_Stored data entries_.
>> Begin
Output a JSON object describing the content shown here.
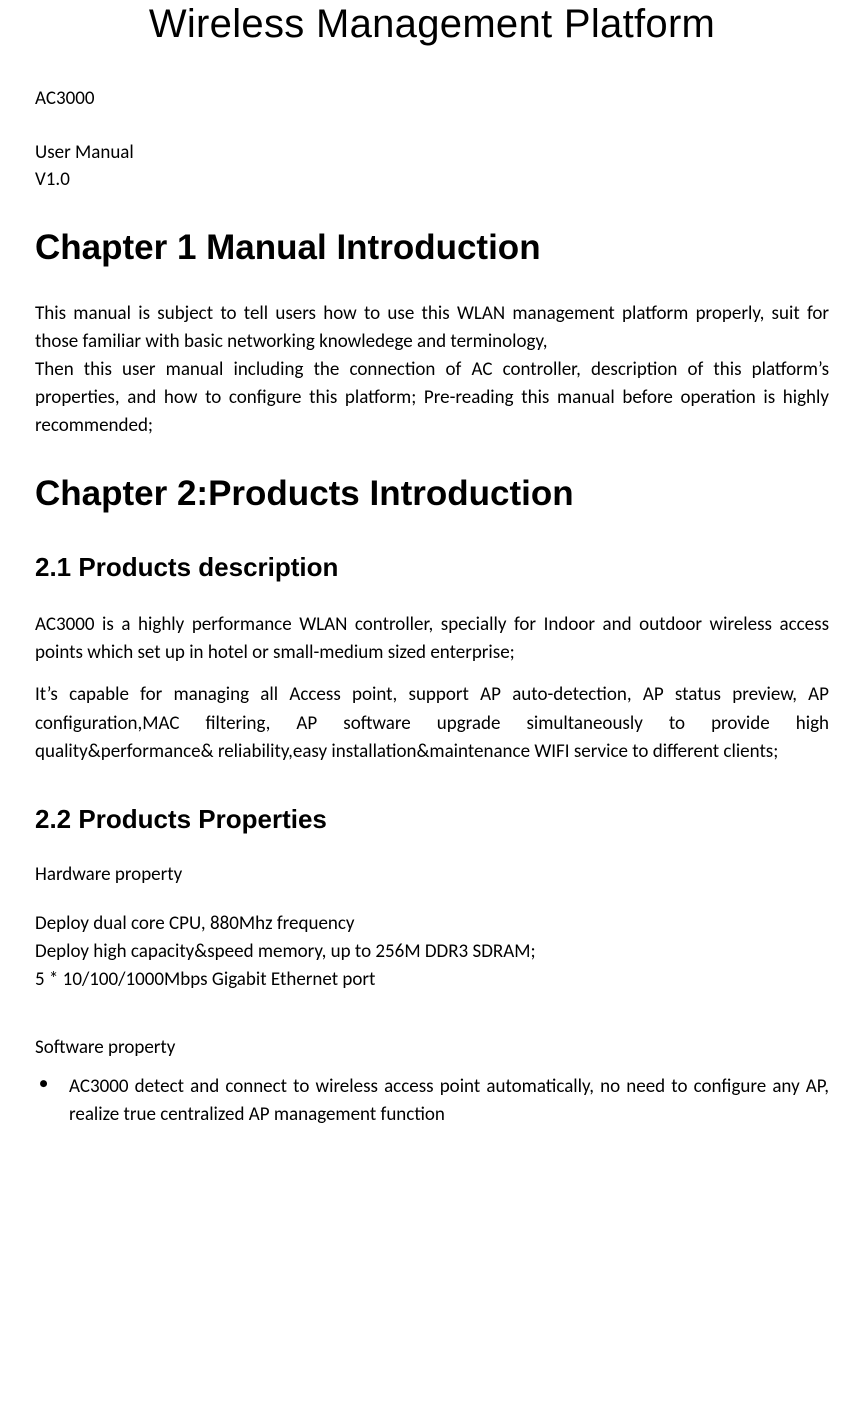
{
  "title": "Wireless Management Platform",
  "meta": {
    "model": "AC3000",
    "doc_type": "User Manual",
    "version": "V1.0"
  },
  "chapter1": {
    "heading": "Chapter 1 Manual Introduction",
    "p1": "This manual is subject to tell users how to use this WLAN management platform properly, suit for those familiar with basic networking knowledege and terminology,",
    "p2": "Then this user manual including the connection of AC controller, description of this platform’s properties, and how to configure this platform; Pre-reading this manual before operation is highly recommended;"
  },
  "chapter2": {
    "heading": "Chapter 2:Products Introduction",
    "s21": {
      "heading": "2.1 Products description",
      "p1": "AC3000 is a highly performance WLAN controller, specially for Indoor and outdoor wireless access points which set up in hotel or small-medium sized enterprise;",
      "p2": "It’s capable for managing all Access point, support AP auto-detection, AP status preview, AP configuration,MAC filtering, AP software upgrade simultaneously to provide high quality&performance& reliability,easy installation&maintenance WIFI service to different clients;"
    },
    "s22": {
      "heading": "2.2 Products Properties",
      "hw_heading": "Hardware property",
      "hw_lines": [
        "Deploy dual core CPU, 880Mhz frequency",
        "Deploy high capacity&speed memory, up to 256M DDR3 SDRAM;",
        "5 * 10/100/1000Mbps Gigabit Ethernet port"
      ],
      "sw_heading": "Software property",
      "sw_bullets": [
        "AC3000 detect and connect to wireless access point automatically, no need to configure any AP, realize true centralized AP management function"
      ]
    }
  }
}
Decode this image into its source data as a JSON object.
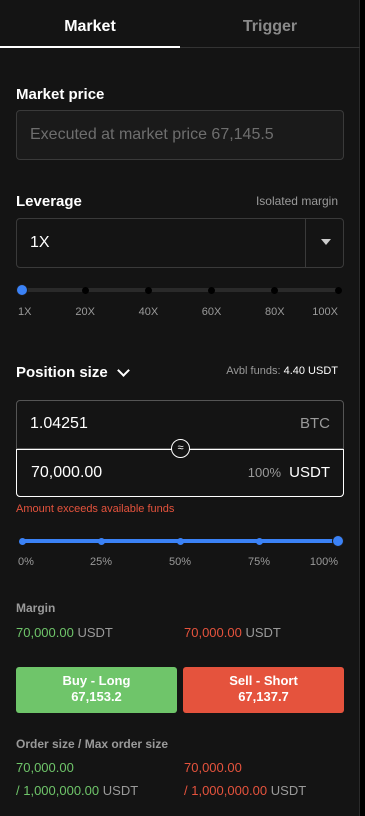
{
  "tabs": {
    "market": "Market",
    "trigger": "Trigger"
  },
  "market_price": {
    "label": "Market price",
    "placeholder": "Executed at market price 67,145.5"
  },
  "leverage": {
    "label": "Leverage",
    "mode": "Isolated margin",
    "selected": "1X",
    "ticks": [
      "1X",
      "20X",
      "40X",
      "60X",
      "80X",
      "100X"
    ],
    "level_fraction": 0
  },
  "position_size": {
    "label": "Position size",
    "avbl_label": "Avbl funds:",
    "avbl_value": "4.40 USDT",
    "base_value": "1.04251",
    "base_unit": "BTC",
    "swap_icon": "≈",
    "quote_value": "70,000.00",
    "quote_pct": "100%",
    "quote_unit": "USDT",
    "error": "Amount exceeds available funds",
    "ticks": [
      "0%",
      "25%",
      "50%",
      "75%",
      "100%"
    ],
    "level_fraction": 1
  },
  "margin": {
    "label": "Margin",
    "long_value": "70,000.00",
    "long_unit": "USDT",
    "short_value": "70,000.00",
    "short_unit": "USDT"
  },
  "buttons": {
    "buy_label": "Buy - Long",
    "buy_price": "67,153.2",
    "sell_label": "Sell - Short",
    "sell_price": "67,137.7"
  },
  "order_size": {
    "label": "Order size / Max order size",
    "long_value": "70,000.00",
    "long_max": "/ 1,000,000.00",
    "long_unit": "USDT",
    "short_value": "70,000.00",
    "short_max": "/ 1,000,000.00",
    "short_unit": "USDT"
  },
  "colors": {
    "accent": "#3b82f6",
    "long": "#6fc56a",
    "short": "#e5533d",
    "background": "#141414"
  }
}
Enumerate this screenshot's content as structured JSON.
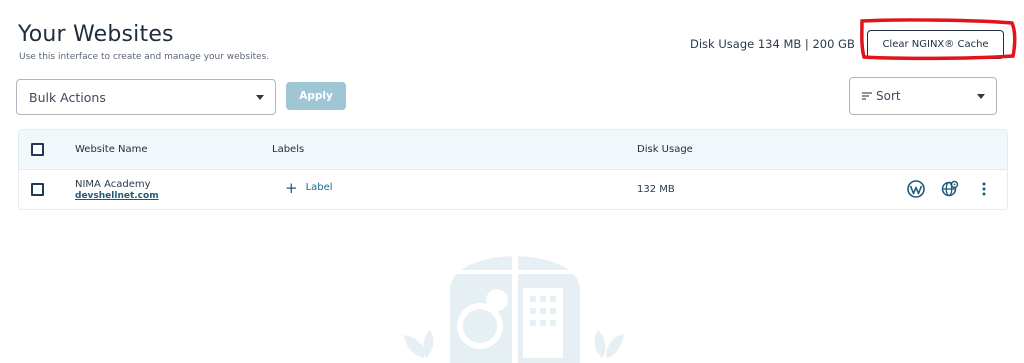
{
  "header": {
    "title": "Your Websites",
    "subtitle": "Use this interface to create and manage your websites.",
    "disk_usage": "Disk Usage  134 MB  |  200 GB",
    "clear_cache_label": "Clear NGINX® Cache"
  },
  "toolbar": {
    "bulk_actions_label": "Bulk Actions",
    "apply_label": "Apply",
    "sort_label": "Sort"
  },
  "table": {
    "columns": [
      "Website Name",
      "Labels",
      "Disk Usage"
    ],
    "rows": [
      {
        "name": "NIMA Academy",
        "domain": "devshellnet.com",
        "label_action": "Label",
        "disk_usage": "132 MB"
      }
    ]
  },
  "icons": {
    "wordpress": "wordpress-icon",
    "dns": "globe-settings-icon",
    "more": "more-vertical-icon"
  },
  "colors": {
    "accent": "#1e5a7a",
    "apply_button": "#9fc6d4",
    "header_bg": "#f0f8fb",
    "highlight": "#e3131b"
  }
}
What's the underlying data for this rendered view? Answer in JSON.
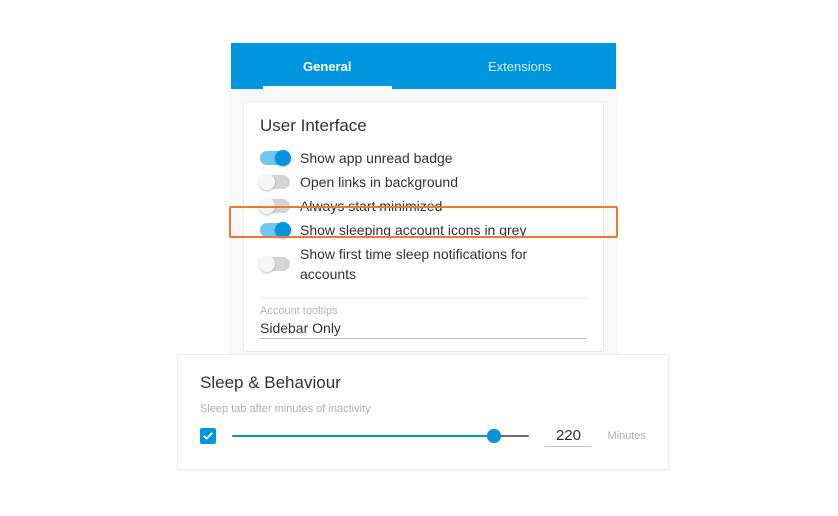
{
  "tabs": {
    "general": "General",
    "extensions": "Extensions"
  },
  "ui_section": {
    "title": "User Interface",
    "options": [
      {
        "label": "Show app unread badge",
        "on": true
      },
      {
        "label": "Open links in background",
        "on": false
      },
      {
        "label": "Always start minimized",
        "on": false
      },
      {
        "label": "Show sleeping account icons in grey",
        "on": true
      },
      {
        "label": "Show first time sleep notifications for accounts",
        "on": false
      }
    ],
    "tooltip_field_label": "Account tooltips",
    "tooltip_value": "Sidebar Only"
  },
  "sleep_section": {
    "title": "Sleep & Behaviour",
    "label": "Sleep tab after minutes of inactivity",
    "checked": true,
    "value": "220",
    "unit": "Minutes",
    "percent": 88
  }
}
>> End
_Exercise brief_. Pull out each line of the records holding the string "controller".

_Problem solution_.
    "p2": "Then this user manual including the connection of AC controller, description of this platform’s properties, and how to configure this platform; Pre-reading this manual before operation is highly recommended;"
      "p1": "AC3000 is a highly performance WLAN controller, specially for Indoor and outdoor wireless access points which set up in hotel or small-medium sized enterprise;",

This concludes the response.